● **SOURCE RECORDS**:

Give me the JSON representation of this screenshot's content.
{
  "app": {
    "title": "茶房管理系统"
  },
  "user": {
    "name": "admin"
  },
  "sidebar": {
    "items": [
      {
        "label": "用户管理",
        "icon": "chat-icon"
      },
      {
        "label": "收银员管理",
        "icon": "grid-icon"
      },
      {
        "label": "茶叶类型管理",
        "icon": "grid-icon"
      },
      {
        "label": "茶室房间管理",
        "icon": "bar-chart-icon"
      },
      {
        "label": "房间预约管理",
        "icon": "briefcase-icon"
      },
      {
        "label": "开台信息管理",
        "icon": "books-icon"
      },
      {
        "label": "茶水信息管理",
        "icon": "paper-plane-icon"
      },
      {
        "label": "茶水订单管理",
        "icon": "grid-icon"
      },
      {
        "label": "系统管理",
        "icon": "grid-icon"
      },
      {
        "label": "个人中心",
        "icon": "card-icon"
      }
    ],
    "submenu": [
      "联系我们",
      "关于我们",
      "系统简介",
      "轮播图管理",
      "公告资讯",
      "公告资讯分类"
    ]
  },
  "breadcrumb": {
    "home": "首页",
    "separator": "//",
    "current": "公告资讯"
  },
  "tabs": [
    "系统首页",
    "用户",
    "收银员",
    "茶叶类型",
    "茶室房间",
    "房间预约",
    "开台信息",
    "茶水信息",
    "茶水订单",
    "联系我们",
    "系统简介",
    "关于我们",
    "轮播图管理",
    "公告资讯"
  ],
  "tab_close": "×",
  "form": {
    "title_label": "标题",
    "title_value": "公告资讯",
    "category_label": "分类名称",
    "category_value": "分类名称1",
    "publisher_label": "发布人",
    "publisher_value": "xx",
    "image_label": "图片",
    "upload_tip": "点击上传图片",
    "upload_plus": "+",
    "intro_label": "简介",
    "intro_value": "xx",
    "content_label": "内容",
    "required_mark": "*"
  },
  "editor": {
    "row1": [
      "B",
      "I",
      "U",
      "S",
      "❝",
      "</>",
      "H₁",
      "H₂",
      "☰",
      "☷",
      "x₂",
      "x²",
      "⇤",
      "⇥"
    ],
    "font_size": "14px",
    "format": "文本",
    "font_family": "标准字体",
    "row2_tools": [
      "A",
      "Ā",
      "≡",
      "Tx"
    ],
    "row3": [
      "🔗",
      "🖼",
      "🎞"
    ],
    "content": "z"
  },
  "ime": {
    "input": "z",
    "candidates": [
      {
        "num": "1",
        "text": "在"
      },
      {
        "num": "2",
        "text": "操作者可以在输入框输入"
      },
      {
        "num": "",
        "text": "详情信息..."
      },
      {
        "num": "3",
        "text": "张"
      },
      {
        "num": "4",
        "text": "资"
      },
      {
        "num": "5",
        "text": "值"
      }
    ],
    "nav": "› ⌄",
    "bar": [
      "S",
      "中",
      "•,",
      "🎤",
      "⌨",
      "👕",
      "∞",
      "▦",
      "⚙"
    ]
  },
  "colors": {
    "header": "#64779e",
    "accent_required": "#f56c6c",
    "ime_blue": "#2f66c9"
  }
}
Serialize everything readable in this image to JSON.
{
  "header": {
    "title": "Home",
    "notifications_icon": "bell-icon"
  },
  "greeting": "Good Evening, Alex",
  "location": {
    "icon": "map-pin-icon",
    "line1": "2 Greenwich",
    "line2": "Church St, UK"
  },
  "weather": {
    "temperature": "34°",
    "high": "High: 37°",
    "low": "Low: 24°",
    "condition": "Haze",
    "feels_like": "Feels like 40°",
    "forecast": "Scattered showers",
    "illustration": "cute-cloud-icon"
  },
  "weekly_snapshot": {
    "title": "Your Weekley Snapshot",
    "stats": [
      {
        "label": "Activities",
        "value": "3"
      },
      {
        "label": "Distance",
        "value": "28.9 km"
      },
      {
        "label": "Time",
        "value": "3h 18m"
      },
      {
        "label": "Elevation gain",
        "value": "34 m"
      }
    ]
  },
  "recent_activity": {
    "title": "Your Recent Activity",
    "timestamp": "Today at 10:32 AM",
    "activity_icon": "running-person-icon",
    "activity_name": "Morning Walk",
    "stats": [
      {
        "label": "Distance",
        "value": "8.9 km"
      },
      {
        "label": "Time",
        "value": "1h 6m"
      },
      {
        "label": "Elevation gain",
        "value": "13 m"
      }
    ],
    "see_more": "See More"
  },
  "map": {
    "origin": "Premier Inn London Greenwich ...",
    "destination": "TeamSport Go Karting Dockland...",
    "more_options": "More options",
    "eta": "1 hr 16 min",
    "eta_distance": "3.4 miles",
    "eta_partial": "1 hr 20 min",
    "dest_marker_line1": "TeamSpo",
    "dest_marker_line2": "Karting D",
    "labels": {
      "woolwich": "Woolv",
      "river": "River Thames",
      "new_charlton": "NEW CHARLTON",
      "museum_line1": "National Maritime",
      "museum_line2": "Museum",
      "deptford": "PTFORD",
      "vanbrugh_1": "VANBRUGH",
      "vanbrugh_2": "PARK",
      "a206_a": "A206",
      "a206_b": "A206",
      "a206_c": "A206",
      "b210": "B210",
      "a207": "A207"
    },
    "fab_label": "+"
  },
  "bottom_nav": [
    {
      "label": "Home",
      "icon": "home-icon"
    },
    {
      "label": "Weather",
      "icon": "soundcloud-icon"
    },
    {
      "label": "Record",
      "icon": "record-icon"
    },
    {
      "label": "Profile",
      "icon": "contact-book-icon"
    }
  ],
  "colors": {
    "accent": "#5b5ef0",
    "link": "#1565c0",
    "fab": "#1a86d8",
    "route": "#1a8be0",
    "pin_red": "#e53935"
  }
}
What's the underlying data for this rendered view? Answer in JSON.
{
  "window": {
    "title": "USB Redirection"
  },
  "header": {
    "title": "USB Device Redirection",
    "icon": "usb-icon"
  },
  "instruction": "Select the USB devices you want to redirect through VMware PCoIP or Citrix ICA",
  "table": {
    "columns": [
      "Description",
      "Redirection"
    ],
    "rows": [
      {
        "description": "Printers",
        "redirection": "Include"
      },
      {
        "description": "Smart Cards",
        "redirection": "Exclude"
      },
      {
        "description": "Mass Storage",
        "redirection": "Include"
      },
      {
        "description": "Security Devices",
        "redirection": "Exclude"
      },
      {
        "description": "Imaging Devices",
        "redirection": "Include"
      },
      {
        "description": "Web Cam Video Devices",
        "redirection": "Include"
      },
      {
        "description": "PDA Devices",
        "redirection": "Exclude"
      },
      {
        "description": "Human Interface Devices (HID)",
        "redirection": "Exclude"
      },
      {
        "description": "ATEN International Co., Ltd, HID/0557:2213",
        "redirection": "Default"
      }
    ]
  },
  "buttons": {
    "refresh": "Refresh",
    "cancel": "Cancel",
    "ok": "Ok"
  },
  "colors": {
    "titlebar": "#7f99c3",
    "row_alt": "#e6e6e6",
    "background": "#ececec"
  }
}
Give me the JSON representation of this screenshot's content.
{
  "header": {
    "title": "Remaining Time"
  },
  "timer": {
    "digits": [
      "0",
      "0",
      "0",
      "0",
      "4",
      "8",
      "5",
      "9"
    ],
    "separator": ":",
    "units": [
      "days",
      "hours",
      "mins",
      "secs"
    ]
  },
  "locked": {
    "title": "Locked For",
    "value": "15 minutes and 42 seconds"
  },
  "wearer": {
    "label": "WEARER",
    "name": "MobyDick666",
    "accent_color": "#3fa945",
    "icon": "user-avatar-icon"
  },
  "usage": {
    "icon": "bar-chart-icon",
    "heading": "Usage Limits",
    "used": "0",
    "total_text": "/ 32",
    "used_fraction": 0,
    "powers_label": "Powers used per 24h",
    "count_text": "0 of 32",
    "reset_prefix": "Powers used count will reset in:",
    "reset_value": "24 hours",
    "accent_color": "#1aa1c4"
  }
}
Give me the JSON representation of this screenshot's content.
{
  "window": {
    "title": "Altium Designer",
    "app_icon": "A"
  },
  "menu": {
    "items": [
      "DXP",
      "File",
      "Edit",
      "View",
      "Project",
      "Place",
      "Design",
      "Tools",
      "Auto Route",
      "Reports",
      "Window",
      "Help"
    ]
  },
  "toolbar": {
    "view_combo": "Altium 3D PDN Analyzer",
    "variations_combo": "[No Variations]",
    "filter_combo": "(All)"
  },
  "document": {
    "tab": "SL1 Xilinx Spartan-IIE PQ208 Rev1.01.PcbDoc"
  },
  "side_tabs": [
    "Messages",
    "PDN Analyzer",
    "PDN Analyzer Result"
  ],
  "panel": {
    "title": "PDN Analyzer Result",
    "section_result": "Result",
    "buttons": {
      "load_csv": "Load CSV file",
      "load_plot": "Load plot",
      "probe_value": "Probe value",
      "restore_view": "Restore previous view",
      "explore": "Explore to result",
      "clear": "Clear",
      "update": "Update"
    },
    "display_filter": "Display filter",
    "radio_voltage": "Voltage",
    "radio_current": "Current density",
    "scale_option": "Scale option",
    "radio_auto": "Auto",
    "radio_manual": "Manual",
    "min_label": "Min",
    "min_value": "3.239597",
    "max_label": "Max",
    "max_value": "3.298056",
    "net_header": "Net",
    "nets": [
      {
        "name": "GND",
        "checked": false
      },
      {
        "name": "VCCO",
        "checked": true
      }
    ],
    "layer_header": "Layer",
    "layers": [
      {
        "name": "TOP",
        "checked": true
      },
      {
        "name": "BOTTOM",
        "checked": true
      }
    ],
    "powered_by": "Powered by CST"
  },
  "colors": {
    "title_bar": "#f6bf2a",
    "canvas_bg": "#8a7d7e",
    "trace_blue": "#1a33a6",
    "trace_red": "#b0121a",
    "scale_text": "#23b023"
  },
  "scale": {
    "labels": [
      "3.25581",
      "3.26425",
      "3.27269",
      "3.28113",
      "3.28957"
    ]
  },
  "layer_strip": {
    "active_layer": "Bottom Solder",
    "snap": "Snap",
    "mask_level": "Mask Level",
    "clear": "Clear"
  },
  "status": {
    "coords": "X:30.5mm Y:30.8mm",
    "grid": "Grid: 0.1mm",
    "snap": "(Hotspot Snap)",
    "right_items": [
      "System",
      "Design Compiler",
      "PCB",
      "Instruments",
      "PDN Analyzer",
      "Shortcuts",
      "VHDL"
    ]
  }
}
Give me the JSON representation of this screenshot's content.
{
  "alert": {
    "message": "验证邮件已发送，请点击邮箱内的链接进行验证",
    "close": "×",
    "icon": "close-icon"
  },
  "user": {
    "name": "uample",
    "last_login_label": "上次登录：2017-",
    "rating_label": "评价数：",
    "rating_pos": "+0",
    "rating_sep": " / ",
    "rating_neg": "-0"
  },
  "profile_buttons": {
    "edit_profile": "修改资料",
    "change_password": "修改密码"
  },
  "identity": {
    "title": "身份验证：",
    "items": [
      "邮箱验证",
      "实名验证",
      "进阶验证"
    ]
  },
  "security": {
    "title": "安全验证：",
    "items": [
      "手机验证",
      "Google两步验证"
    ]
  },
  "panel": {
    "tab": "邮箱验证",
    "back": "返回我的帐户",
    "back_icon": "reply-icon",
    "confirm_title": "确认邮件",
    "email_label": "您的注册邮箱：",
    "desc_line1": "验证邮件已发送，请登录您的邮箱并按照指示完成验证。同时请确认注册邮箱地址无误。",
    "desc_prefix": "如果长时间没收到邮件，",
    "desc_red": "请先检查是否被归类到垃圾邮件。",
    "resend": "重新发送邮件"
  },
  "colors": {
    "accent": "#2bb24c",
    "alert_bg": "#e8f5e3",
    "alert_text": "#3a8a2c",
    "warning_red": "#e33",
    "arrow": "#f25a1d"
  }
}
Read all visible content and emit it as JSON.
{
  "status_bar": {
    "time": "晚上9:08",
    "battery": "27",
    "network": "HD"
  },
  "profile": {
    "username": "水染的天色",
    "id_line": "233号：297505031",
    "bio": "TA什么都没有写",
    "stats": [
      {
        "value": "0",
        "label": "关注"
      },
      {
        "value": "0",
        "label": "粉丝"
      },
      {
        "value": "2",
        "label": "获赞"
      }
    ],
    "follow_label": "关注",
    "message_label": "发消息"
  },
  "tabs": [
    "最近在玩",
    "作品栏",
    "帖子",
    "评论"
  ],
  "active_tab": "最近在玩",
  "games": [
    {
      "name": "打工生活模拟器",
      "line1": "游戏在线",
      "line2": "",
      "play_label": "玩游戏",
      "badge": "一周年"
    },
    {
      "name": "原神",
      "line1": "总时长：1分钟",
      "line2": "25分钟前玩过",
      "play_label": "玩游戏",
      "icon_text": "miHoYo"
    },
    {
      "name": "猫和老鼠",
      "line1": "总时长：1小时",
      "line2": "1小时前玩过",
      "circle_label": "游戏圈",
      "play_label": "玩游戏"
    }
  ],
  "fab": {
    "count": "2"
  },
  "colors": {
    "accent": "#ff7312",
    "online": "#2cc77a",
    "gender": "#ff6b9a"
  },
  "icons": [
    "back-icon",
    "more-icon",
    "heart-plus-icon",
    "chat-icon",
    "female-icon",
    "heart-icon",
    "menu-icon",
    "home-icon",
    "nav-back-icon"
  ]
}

● **BRIEF**: The required output is the exact sequence of lines from the one containing "Read all visible content and emit it as JSON." through the end of the listing, both endpoints included.

● **RESULT BELOW**:
Read all visible content and emit it as JSON.
{
  "status_bar": {
    "time": "晚上9:08",
    "battery": "27",
    "network": "HD"
  },
  "profile": {
    "username": "水染的天色",
    "id_line": "233号：297505031",
    "bio": "TA什么都没有写",
    "stats": [
      {
        "value": "0",
        "label": "关注"
      },
      {
        "value": "0",
        "label": "粉丝"
      },
      {
        "value": "2",
        "label": "获赞"
      }
    ],
    "follow_label": "关注",
    "message_label": "发消息"
  },
  "tabs": [
    "最近在玩",
    "作品栏",
    "帖子",
    "评论"
  ],
  "active_tab": "最近在玩",
  "games": [
    {
      "name": "打工生活模拟器",
      "line1": "游戏在线",
      "line2": "",
      "play_label": "玩游戏",
      "badge": "一周年"
    },
    {
      "name": "原神",
      "line1": "总时长：1分钟",
      "line2": "25分钟前玩过",
      "play_label": "玩游戏",
      "icon_text": "miHoYo"
    },
    {
      "name": "猫和老鼠",
      "line1": "总时长：1小时",
      "line2": "1小时前玩过",
      "circle_label": "游戏圈",
      "play_label": "玩游戏"
    }
  ],
  "fab": {
    "count": "2"
  },
  "colors": {
    "accent": "#ff7312",
    "online": "#2cc77a",
    "gender": "#ff6b9a"
  },
  "icons": [
    "back-icon",
    "more-icon",
    "heart-plus-icon",
    "chat-icon",
    "female-icon",
    "heart-icon",
    "menu-icon",
    "home-icon",
    "nav-back-icon"
  ]
}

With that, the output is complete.